== EXCERPTED RECORDS ==

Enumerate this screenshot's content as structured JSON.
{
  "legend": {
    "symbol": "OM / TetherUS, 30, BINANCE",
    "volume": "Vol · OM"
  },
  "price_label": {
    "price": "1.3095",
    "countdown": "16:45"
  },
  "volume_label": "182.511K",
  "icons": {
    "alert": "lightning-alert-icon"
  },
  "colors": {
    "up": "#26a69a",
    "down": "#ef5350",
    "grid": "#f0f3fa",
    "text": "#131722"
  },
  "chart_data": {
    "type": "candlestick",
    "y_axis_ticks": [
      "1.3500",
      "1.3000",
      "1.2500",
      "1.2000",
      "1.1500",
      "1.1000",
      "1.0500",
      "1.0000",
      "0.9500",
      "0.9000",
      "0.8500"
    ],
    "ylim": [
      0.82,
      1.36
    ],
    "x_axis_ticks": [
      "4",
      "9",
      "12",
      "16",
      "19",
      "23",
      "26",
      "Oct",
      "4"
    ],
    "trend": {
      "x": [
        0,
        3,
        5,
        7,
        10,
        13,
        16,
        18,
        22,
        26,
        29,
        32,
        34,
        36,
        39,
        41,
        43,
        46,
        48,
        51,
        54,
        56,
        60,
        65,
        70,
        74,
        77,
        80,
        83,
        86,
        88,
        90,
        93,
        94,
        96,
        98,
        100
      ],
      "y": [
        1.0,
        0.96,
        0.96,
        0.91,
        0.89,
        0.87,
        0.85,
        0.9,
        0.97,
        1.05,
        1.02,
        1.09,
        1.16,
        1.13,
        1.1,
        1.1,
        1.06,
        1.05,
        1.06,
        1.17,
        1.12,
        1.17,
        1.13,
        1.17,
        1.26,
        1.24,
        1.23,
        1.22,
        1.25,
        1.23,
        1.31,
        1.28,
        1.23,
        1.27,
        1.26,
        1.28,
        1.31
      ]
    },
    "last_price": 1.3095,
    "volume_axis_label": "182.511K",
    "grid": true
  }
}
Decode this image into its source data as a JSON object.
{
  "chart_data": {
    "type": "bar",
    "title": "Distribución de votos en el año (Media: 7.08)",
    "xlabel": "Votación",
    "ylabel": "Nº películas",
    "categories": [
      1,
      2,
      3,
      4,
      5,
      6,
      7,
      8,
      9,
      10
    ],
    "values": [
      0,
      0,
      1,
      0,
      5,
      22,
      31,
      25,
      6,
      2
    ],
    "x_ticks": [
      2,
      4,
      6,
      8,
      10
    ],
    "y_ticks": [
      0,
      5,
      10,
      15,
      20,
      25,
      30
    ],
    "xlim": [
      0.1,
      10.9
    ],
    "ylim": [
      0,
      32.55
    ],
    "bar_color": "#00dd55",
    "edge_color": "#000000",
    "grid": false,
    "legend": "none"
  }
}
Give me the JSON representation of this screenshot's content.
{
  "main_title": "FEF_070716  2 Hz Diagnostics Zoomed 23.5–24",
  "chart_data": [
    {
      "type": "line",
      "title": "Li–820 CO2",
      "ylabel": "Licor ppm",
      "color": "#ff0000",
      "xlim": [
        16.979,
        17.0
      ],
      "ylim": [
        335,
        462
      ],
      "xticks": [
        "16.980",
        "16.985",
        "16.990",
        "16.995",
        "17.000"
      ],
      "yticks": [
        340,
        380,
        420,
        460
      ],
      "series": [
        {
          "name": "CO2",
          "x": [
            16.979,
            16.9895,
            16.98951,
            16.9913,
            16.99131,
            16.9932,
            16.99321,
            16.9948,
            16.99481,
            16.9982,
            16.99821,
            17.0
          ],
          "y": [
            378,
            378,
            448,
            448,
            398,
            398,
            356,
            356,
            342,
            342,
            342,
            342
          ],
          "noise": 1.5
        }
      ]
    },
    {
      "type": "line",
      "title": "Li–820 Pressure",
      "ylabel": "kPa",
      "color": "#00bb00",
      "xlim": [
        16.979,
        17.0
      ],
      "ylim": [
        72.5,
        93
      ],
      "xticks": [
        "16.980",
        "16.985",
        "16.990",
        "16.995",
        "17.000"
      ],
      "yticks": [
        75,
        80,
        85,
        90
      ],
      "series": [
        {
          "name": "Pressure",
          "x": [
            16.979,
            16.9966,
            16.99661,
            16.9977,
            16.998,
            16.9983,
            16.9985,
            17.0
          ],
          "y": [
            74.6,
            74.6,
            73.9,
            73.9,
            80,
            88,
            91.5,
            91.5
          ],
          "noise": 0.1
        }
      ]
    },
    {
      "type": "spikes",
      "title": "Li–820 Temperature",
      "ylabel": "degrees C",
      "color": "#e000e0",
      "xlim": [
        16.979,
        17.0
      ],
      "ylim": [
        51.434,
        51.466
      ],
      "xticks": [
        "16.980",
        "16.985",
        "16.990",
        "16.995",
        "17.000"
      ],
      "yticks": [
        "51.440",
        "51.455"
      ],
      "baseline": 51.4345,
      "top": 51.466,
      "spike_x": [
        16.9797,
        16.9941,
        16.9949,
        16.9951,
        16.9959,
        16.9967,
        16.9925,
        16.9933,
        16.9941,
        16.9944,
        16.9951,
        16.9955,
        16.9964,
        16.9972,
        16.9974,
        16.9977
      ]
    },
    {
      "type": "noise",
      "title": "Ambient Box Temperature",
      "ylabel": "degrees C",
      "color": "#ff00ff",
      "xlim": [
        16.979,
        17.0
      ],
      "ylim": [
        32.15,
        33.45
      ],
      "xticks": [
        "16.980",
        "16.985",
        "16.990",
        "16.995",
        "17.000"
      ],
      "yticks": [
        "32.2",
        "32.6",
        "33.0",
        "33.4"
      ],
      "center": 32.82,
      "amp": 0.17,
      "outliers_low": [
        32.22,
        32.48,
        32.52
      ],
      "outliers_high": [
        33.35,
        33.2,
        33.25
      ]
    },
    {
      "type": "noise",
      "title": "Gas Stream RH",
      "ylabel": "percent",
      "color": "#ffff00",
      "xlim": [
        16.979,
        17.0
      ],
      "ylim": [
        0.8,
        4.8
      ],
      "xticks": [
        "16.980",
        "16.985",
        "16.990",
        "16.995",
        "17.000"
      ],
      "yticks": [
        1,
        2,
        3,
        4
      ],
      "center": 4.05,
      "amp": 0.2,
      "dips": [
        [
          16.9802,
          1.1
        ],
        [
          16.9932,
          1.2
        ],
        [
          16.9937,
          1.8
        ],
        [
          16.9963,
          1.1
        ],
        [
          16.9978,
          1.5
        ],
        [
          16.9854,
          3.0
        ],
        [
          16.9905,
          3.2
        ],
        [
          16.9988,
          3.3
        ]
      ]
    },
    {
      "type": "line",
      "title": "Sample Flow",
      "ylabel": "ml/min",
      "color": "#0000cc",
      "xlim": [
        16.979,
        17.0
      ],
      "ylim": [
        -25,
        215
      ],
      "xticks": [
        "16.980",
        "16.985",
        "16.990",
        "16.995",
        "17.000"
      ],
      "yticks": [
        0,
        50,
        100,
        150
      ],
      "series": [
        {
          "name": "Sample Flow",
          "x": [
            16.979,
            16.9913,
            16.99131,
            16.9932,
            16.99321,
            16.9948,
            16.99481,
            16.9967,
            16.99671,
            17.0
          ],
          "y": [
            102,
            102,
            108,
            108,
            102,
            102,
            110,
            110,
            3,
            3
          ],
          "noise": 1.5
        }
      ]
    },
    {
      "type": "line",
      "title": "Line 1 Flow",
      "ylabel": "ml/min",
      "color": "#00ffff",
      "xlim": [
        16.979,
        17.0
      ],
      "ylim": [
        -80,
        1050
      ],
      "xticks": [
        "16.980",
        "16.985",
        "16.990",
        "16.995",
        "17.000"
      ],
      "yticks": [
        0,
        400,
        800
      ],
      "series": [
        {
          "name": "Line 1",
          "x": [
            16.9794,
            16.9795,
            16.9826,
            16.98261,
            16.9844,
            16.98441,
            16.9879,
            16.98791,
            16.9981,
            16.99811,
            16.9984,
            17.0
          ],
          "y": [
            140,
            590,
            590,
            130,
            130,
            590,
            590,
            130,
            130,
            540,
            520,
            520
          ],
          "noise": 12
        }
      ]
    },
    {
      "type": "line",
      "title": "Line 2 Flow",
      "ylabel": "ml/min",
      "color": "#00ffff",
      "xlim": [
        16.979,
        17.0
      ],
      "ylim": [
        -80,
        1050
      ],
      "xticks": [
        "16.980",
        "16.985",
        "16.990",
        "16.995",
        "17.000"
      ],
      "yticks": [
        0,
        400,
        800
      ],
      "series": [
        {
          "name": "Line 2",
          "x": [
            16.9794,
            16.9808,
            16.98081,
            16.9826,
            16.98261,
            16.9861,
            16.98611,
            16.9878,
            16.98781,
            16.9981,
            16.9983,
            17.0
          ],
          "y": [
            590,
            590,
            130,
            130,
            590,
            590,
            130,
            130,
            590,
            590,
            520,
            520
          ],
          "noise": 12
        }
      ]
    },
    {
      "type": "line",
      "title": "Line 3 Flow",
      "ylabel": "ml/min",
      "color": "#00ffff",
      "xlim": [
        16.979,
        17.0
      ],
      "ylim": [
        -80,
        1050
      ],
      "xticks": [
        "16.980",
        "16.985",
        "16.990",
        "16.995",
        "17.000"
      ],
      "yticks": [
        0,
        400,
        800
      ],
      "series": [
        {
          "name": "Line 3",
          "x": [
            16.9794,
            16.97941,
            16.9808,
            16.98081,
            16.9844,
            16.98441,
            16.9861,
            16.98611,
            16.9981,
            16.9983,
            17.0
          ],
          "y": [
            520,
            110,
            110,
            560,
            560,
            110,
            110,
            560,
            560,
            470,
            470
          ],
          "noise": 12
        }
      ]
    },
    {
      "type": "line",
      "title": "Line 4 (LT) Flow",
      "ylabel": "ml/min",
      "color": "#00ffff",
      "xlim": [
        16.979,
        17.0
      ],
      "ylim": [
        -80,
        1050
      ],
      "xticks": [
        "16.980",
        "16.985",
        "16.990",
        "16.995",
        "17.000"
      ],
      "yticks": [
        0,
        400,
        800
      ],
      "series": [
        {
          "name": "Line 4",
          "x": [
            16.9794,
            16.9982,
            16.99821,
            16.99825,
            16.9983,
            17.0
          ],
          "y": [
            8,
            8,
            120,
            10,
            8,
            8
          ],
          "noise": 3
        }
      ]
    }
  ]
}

===

* **TASK PROMPT**
Copy out each line that contains the word "Pressure".

* **SOLUTION FOR THIS TASK**
      "title": "Li–820 Pressure",
          "name": "Pressure",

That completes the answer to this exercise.